What the exercise asks: According to the passage about the RockMelt browser, what open-source software was RockMelt built on?

Given passage:
*** Begin section ***

RockMelt emphasizes social features--especially ones relating to Facebook. You can update your Facebook status and Tweet, chat with your Facebook friends, get notifications from Twitter about new messages and other items, read RSS feeds, and share items on Facebook and Twitter.

Howes, Vishria, and their team have built a lot of features--but one thing they didn't build is an all-new browser. Instead, they based RockMelt on Chromium, the open-source version of Chrome. That saved them a lot of effort and insured that RockMelt would get the basics right, since so much of it is so very similar to Chrome. If you like Google's browser, you might like RockMelt even more. And as Chrome gets better, so will RockMelt.

RockMelt has uncanny parallels wih Flock, an earlier attempt at injecting social features directly into a Web browser. It debuted in 2005 and was originally based on the same open-source Mozilla code as Firefox. I liked it--a lot. In fact, it was my favorite browser for a while.

But Flock never became even a modest hit, and it turned out to be tough to build an alternative browser over the Mozilla innards. (Much of the time, Flock was a version behind Firefox.) In 2010, Flock made the daring move of abandoning Mozilla and releasing a new, quite different version based, like RockMelt, on Chromum. That didn't help enough, and the Flock team joined Zynga, leaving its browser behind as an orphan. 

In its current version, RockMelt feels quite a bit like Flock, a browser that ultimately failed. And RockMelt can't be called a success yet: Its market share isn't high enough to register in the stats released by companies who track browser usage. (On my own site, Technologizer, less than one-fifth of one percent of visitors came via RockMelt in the past 90 days.)

*** End section ***

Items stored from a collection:
*** Begin section ***

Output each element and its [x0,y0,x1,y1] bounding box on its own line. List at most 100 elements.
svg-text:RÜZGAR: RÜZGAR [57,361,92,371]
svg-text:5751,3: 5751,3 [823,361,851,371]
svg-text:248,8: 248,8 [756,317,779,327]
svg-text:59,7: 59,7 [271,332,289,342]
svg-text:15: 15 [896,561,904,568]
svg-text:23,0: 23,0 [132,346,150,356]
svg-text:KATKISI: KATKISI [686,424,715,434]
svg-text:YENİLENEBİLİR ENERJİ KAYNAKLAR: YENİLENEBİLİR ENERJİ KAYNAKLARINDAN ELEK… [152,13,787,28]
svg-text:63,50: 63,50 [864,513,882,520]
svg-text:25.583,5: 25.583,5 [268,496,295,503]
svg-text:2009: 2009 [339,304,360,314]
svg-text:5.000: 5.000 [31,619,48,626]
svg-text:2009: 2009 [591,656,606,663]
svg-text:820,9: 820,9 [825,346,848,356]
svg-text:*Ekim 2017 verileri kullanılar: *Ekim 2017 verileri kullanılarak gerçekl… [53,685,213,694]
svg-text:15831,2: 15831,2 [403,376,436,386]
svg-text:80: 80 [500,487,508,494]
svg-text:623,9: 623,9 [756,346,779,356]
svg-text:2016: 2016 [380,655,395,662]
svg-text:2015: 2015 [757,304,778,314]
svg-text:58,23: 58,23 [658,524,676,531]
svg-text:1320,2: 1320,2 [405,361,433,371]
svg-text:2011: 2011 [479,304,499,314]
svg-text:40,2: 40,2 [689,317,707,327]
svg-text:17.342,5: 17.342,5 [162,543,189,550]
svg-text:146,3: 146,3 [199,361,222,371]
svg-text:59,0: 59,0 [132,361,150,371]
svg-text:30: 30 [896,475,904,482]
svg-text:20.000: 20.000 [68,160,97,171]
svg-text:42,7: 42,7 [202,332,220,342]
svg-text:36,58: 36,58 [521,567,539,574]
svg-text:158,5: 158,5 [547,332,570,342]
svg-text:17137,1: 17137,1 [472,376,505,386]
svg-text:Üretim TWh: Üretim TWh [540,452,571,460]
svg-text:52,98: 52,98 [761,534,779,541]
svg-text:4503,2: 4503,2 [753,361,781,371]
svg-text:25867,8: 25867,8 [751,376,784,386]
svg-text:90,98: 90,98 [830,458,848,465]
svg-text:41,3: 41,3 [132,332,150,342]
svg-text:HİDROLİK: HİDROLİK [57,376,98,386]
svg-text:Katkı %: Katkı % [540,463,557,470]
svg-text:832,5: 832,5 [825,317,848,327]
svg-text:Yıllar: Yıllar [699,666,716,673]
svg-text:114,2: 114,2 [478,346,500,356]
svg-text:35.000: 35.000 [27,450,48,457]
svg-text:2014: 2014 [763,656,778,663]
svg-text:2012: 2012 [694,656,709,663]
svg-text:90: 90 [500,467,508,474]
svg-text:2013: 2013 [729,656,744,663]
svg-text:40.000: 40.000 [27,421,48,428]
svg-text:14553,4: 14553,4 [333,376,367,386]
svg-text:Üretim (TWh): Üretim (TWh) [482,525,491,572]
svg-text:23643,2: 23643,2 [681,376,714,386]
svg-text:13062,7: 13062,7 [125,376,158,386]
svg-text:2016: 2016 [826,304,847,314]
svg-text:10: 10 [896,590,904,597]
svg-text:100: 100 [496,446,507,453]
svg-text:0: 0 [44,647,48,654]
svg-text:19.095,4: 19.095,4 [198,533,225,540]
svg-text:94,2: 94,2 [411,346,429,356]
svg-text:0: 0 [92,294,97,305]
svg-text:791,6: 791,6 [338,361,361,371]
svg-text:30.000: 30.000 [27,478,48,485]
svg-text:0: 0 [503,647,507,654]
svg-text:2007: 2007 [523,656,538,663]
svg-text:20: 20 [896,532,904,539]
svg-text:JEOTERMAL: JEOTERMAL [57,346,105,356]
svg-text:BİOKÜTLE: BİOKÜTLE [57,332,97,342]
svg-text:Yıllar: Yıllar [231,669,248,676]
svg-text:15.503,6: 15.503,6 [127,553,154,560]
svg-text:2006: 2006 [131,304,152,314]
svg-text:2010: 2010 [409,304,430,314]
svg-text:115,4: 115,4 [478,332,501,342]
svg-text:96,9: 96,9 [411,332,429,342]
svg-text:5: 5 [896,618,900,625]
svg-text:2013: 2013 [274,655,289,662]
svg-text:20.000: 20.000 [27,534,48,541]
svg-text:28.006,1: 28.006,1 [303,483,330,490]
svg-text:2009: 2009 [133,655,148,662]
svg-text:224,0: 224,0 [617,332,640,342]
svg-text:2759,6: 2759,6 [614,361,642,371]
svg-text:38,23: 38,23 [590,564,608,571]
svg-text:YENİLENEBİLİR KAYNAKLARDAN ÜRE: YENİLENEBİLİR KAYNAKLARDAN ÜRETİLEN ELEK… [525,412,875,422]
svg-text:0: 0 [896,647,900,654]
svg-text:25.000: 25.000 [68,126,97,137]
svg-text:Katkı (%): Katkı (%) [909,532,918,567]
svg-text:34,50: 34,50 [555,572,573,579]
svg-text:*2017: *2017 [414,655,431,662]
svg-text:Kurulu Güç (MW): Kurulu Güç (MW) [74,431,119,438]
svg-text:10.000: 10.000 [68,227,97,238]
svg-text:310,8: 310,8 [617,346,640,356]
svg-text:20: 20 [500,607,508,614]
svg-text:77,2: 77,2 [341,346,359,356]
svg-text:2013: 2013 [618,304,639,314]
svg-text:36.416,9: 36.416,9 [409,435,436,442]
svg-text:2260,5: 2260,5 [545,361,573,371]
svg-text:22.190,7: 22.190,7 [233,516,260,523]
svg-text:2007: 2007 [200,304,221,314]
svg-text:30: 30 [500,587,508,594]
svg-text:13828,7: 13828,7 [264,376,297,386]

*** End section ***

Response to this exercise: Chromium, the open-source version of Chrome.